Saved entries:
═══

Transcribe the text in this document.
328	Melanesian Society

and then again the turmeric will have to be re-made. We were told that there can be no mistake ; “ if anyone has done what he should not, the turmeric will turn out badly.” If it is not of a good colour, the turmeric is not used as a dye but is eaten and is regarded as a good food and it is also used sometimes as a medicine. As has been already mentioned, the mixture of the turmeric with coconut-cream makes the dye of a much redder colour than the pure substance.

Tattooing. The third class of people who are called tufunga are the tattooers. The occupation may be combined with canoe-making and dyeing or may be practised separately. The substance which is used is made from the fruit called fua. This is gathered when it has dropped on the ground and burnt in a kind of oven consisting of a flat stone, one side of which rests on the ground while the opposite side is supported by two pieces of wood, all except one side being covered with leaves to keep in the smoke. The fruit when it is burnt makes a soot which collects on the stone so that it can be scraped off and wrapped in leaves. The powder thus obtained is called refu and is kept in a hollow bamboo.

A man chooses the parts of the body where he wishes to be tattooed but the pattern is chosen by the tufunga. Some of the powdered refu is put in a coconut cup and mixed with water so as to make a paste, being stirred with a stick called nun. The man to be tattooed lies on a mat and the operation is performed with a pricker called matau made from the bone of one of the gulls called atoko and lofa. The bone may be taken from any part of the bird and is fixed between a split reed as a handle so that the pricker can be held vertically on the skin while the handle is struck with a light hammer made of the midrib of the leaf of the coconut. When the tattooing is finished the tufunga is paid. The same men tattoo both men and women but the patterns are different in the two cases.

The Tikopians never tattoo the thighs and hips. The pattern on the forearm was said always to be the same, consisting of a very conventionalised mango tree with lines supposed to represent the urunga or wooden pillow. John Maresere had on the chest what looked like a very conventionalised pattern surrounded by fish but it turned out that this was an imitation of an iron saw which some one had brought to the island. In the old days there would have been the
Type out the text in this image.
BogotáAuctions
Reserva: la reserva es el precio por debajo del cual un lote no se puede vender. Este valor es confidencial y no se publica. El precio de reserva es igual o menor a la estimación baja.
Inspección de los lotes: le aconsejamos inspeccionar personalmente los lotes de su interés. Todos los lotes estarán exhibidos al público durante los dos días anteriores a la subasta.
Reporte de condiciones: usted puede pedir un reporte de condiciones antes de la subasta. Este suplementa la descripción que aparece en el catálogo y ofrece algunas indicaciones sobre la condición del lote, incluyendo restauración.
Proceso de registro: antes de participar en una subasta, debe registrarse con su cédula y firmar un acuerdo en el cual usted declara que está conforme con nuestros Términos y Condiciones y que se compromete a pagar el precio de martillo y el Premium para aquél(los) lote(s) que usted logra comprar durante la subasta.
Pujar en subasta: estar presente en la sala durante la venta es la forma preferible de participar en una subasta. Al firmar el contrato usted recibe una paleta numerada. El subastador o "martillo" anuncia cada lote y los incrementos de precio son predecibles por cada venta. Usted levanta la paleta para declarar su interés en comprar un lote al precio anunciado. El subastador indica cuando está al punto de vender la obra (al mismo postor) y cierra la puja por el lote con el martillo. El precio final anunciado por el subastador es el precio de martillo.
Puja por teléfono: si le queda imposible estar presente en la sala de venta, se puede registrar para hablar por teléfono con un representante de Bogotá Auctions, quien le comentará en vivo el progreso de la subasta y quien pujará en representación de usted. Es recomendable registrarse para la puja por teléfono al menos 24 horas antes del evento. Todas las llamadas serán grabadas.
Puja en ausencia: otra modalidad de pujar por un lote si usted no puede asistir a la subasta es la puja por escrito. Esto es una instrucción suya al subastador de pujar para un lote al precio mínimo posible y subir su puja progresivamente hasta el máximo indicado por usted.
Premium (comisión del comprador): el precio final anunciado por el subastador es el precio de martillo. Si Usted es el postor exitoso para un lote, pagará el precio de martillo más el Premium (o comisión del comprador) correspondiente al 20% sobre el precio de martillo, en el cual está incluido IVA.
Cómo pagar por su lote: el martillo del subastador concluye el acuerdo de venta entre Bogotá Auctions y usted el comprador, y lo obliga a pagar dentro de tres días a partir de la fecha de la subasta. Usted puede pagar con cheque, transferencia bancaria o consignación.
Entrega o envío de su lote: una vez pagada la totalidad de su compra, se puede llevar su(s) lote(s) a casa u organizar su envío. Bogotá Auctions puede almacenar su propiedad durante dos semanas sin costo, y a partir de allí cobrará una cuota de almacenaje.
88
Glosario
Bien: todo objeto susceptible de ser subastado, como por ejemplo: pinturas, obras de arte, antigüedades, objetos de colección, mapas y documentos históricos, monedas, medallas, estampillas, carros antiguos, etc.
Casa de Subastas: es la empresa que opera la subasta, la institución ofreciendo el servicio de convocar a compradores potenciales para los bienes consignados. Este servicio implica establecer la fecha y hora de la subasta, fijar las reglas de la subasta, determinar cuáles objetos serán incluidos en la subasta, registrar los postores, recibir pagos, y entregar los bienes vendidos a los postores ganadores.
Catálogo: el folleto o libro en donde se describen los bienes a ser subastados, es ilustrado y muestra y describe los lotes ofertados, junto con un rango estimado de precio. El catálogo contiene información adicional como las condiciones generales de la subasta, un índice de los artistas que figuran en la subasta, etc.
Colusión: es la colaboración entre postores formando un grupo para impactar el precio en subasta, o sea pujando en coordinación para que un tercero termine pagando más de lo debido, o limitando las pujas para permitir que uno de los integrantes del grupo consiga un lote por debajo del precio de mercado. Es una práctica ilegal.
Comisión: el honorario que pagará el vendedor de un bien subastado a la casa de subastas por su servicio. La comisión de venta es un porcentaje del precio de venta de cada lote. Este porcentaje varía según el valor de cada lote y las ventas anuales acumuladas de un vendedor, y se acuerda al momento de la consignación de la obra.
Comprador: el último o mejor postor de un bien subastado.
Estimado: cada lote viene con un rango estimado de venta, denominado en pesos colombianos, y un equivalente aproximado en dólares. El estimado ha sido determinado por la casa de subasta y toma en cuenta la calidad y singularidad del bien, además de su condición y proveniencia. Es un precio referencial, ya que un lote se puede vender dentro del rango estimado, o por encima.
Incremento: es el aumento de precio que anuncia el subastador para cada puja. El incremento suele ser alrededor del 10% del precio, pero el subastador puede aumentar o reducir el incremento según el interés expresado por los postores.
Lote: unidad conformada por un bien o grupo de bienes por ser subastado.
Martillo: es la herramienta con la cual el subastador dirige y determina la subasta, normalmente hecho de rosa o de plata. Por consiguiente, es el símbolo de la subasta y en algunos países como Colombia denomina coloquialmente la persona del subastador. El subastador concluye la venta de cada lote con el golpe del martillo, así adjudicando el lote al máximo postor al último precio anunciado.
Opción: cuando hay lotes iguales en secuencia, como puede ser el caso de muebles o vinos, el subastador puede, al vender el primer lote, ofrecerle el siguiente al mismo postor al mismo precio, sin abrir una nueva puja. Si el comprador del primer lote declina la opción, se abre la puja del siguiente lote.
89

═══

Task to complete:
Repeat every entry exactly, please.

Exercise output:
Transcribe the text in this document.
328	Melanesian Society

and then again the turmeric will have to be re-made. We were told that there can be no mistake ; “ if anyone has done what he should not, the turmeric will turn out badly.” If it is not of a good colour, the turmeric is not used as a dye but is eaten and is regarded as a good food and it is also used sometimes as a medicine. As has been already mentioned, the mixture of the turmeric with coconut-cream makes the dye of a much redder colour than the pure substance.

Tattooing. The third class of people who are called tufunga are the tattooers. The occupation may be combined with canoe-making and dyeing or may be practised separately. The substance which is used is made from the fruit called fua. This is gathered when it has dropped on the ground and burnt in a kind of oven consisting of a flat stone, one side of which rests on the ground while the opposite side is supported by two pieces of wood, all except one side being covered with leaves to keep in the smoke. The fruit when it is burnt makes a soot which collects on the stone so that it can be scraped off and wrapped in leaves. The powder thus obtained is called refu and is kept in a hollow bamboo.

A man chooses the parts of the body where he wishes to be tattooed but the pattern is chosen by the tufunga. Some of the powdered refu is put in a coconut cup and mixed with water so as to make a paste, being stirred with a stick called nun. The man to be tattooed lies on a mat and the operation is performed with a pricker called matau made from the bone of one of the gulls called atoko and lofa. The bone may be taken from any part of the bird and is fixed between a split reed as a handle so that the pricker can be held vertically on the skin while the handle is struck with a light hammer made of the midrib of the leaf of the coconut. When the tattooing is finished the tufunga is paid. The same men tattoo both men and women but the patterns are different in the two cases.

The Tikopians never tattoo the thighs and hips. The pattern on the forearm was said always to be the same, consisting of a very conventionalised mango tree with lines supposed to represent the urunga or wooden pillow. John Maresere had on the chest what looked like a very conventionalised pattern surrounded by fish but it turned out that this was an imitation of an iron saw which some one had brought to the island. In the old days there would have been the
Type out the text in this image.
BogotáAuctions
Reserva: la reserva es el precio por debajo del cual un lote no se puede vender. Este valor es confidencial y no se publica. El precio de reserva es igual o menor a la estimación baja.
Inspección de los lotes: le aconsejamos inspeccionar personalmente los lotes de su interés. Todos los lotes estarán exhibidos al público durante los dos días anteriores a la subasta.
Reporte de condiciones: usted puede pedir un reporte de condiciones antes de la subasta. Este suplementa la descripción que aparece en el catálogo y ofrece algunas indicaciones sobre la condición del lote, incluyendo restauración.
Proceso de registro: antes de participar en una subasta, debe registrarse con su cédula y firmar un acuerdo en el cual usted declara que está conforme con nuestros Términos y Condiciones y que se compromete a pagar el precio de martillo y el Premium para aquél(los) lote(s) que usted logra comprar durante la subasta.
Pujar en subasta: estar presente en la sala durante la venta es la forma preferible de participar en una subasta. Al firmar el contrato usted recibe una paleta numerada. El subastador o "martillo" anuncia cada lote y los incrementos de precio son predecibles por cada venta. Usted levanta la paleta para declarar su interés en comprar un lote al precio anunciado. El subastador indica cuando está al punto de vender la obra (al mismo postor) y cierra la puja por el lote con el martillo. El precio final anunciado por el subastador es el precio de martillo.
Puja por teléfono: si le queda imposible estar presente en la sala de venta, se puede registrar para hablar por teléfono con un representante de Bogotá Auctions, quien le comentará en vivo el progreso de la subasta y quien pujará en representación de usted. Es recomendable registrarse para la puja por teléfono al menos 24 horas antes del evento. Todas las llamadas serán grabadas.
Puja en ausencia: otra modalidad de pujar por un lote si usted no puede asistir a la subasta es la puja por escrito. Esto es una instrucción suya al subastador de pujar para un lote al precio mínimo posible y subir su puja progresivamente hasta el máximo indicado por usted.
Premium (comisión del comprador): el precio final anunciado por el subastador es el precio de martillo. Si Usted es el postor exitoso para un lote, pagará el precio de martillo más el Premium (o comisión del comprador) correspondiente al 20% sobre el precio de martillo, en el cual está incluido IVA.
Cómo pagar por su lote: el martillo del subastador concluye el acuerdo de venta entre Bogotá Auctions y usted el comprador, y lo obliga a pagar dentro de tres días a partir de la fecha de la subasta. Usted puede pagar con cheque, transferencia bancaria o consignación.
Entrega o envío de su lote: una vez pagada la totalidad de su compra, se puede llevar su(s) lote(s) a casa u organizar su envío. Bogotá Auctions puede almacenar su propiedad durante dos semanas sin costo, y a partir de allí cobrará una cuota de almacenaje.
88
Glosario
Bien: todo objeto susceptible de ser subastado, como por ejemplo: pinturas, obras de arte, antigüedades, objetos de colección, mapas y documentos históricos, monedas, medallas, estampillas, carros antiguos, etc.
Casa de Subastas: es la empresa que opera la subasta, la institución ofreciendo el servicio de convocar a compradores potenciales para los bienes consignados. Este servicio implica establecer la fecha y hora de la subasta, fijar las reglas de la subasta, determinar cuáles objetos serán incluidos en la subasta, registrar los postores, recibir pagos, y entregar los bienes vendidos a los postores ganadores.
Catálogo: el folleto o libro en donde se describen los bienes a ser subastados, es ilustrado y muestra y describe los lotes ofertados, junto con un rango estimado de precio. El catálogo contiene información adicional como las condiciones generales de la subasta, un índice de los artistas que figuran en la subasta, etc.
Colusión: es la colaboración entre postores formando un grupo para impactar el precio en subasta, o sea pujando en coordinación para que un tercero termine pagando más de lo debido, o limitando las pujas para permitir que uno de los integrantes del grupo consiga un lote por debajo del precio de mercado. Es una práctica ilegal.
Comisión: el honorario que pagará el vendedor de un bien subastado a la casa de subastas por su servicio. La comisión de venta es un porcentaje del precio de venta de cada lote. Este porcentaje varía según el valor de cada lote y las ventas anuales acumuladas de un vendedor, y se acuerda al momento de la consignación de la obra.
Comprador: el último o mejor postor de un bien subastado.
Estimado: cada lote viene con un rango estimado de venta, denominado en pesos colombianos, y un equivalente aproximado en dólares. El estimado ha sido determinado por la casa de subasta y toma en cuenta la calidad y singularidad del bien, además de su condición y proveniencia. Es un precio referencial, ya que un lote se puede vender dentro del rango estimado, o por encima.
Incremento: es el aumento de precio que anuncia el subastador para cada puja. El incremento suele ser alrededor del 10% del precio, pero el subastador puede aumentar o reducir el incremento según el interés expresado por los postores.
Lote: unidad conformada por un bien o grupo de bienes por ser subastado.
Martillo: es la herramienta con la cual el subastador dirige y determina la subasta, normalmente hecho de rosa o de plata. Por consiguiente, es el símbolo de la subasta y en algunos países como Colombia denomina coloquialmente la persona del subastador. El subastador concluye la venta de cada lote con el golpe del martillo, así adjudicando el lote al máximo postor al último precio anunciado.
Opción: cuando hay lotes iguales en secuencia, como puede ser el caso de muebles o vinos, el subastador puede, al vender el primer lote, ofrecerle el siguiente al mismo postor al mismo precio, sin abrir una nueva puja. Si el comprador del primer lote declina la opción, se abre la puja del siguiente lote.
89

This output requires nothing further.